§ MATERIAL PROPORCIONADO:

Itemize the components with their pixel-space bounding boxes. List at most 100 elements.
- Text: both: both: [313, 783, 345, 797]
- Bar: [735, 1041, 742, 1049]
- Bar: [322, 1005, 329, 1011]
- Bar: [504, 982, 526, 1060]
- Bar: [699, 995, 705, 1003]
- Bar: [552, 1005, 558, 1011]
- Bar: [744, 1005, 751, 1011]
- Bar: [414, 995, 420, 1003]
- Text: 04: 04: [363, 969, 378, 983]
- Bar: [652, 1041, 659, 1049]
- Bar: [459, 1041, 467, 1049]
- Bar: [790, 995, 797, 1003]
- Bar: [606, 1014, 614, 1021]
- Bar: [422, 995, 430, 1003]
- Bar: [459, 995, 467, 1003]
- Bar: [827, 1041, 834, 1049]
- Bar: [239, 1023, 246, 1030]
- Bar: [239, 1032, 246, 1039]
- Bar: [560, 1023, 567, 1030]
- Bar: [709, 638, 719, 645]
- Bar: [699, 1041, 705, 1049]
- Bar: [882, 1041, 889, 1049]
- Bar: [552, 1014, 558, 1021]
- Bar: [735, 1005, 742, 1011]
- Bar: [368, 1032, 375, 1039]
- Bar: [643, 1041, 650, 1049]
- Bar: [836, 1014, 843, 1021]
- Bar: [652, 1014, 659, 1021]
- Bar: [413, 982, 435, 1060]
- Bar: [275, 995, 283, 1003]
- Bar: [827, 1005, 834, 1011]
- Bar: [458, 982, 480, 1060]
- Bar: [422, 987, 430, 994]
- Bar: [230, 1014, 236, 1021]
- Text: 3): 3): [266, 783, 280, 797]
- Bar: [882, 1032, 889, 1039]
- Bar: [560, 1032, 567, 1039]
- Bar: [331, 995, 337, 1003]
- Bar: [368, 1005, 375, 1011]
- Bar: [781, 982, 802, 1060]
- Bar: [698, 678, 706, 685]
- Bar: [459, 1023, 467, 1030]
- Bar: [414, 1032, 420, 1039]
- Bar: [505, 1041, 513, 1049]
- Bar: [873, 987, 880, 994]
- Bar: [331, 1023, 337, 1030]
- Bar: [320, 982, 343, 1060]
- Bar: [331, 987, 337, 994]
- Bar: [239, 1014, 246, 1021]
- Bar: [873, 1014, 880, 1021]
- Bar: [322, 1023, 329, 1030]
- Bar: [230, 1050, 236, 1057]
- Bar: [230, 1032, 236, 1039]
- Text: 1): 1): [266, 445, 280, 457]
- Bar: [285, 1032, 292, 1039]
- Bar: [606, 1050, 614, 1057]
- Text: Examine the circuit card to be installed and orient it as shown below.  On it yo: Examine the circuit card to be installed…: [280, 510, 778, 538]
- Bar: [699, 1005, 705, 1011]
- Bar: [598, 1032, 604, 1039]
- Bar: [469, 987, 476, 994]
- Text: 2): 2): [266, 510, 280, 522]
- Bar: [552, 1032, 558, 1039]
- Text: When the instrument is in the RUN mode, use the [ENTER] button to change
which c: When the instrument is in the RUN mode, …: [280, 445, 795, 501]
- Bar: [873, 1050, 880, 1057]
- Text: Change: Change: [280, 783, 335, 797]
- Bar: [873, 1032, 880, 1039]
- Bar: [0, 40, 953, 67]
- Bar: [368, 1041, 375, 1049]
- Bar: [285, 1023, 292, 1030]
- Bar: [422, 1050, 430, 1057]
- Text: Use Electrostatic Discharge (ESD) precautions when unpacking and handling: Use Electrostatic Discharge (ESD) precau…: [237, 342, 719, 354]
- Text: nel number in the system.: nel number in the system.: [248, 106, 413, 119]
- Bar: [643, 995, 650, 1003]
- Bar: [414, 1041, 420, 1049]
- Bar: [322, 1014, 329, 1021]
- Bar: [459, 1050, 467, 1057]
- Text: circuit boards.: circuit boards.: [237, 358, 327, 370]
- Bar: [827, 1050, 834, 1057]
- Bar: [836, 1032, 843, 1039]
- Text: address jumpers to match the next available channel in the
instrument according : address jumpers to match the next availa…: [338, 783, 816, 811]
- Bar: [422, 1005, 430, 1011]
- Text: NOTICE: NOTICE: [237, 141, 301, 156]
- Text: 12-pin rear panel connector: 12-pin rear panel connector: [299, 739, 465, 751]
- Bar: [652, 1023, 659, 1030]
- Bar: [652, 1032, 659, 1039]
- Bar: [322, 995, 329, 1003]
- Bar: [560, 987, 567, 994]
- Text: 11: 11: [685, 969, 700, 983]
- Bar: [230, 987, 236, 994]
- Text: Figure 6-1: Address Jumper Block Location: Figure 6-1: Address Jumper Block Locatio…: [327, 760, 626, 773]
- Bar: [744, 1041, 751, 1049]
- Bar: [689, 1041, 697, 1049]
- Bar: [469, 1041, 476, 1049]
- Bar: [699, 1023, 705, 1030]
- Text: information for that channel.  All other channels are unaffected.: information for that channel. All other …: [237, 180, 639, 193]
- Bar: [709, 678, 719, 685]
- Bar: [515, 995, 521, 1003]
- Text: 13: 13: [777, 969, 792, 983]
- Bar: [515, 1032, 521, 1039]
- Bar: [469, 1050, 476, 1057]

§ TAREA: Cuenta las líneas del material que contienen la cadena "circuit", teniendo en cuenta mayúsculas y minúsculas. Responde solo con el número.

§ SOLUCIÓN: 2